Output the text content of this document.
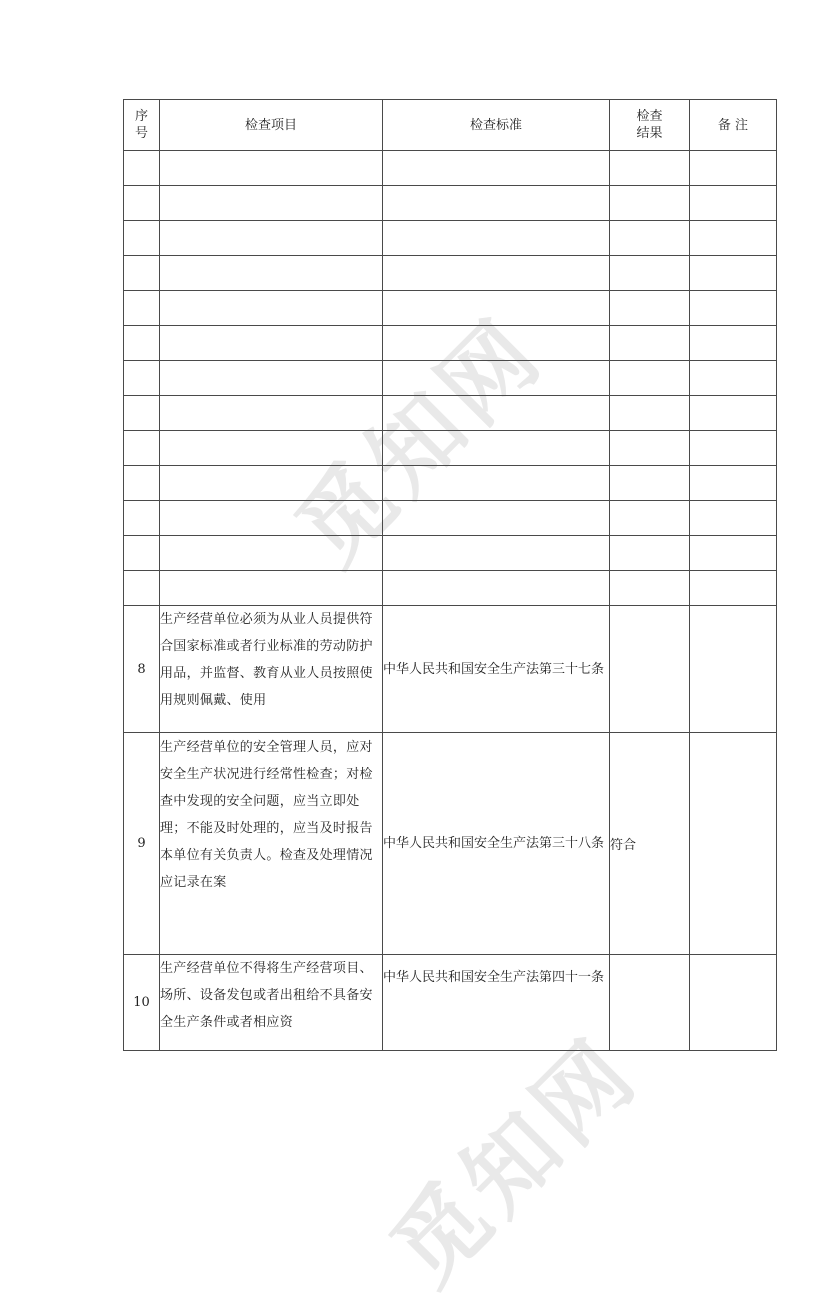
觅知网
觅知网
序号	检查项目	检查标准	检查结果	备 注

8	生产经营单位必须为从业人员提供符合国家标准或者行业标准的劳动防护用品，并监督、教育从业人员按照使用规则佩戴、使用	中华人民共和国安全生产法第三十七条		
9	生产经营单位的安全管理人员，应对安全生产状况进行经常性检查；对检查中发现的安全问题，应当立即处理；不能及时处理的，应当及时报告本单位有关负责人。检查及处理情况应记录在案	中华人民共和国安全生产法第三十八条	符合	
10	生产经营单位不得将生产经营项目、场所、设备发包或者出租给不具备安全生产条件或者相应资	中华人民共和国安全生产法第四十一条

- **Goal**
Every line of the data should be copied as it stands, without the images.

- **Solution for this task**
Output the text content of this document.
觅知网
觅知网
序号	检查项目	检查标准	检查结果	备 注

8	生产经营单位必须为从业人员提供符合国家标准或者行业标准的劳动防护用品，并监督、教育从业人员按照使用规则佩戴、使用	中华人民共和国安全生产法第三十七条		
9	生产经营单位的安全管理人员，应对安全生产状况进行经常性检查；对检查中发现的安全问题，应当立即处理；不能及时处理的，应当及时报告本单位有关负责人。检查及处理情况应记录在案	中华人民共和国安全生产法第三十八条	符合	
10	生产经营单位不得将生产经营项目、场所、设备发包或者出租给不具备安全生产条件或者相应资	中华人民共和国安全生产法第四十一条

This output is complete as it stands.